• **The records**
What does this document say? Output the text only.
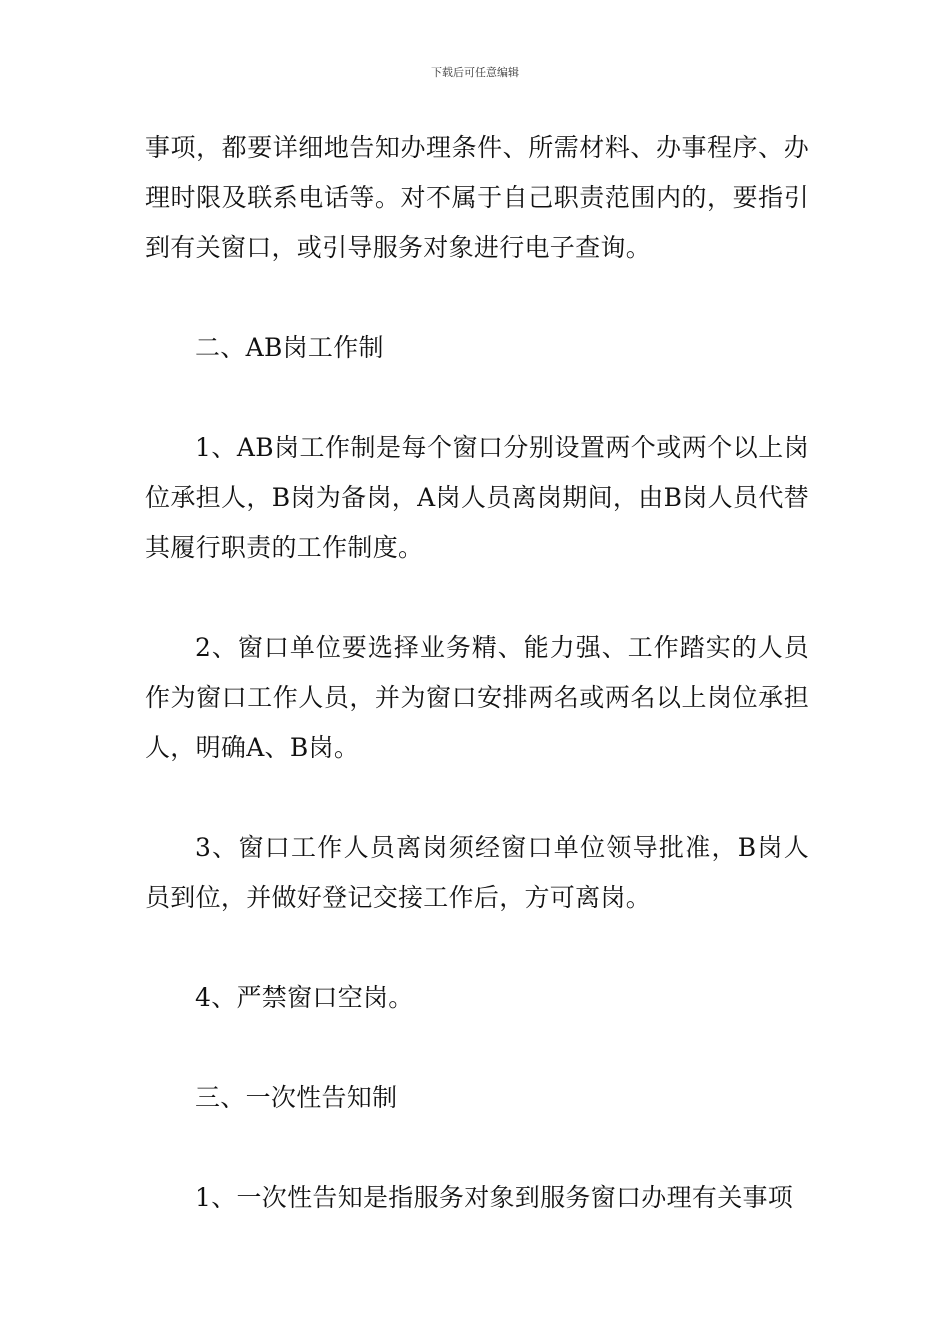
下载后可任意编辑

事项，都要详细地告知办理条件、所需材料、办事程序、办理时限及联系电话等。对不属于自己职责范围内的，要指引到有关窗口，或引导服务对象进行电子查询。

二、AB岗工作制

1、AB岗工作制是每个窗口分别设置两个或两个以上岗位承担人，B岗为备岗，A岗人员离岗期间，由B岗人员代替其履行职责的工作制度。

2、窗口单位要选择业务精、能力强、工作踏实的人员作为窗口工作人员，并为窗口安排两名或两名以上岗位承担人，明确A、B岗。

3、窗口工作人员离岗须经窗口单位领导批准，B岗人员到位，并做好登记交接工作后，方可离岗。

4、严禁窗口空岗。

三、一次性告知制

1、一次性告知是指服务对象到服务窗口办理有关事项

• **What the exercise asks**
All records above are to be printed exactly, minus the pictures they contain.

• **Answer to this problem**
What does this document say? Output the text only.
下载后可任意编辑

事项，都要详细地告知办理条件、所需材料、办事程序、办理时限及联系电话等。对不属于自己职责范围内的，要指引到有关窗口，或引导服务对象进行电子查询。

二、AB岗工作制

1、AB岗工作制是每个窗口分别设置两个或两个以上岗位承担人，B岗为备岗，A岗人员离岗期间，由B岗人员代替其履行职责的工作制度。

2、窗口单位要选择业务精、能力强、工作踏实的人员作为窗口工作人员，并为窗口安排两名或两名以上岗位承担人，明确A、B岗。

3、窗口工作人员离岗须经窗口单位领导批准，B岗人员到位，并做好登记交接工作后，方可离岗。

4、严禁窗口空岗。

三、一次性告知制

1、一次性告知是指服务对象到服务窗口办理有关事项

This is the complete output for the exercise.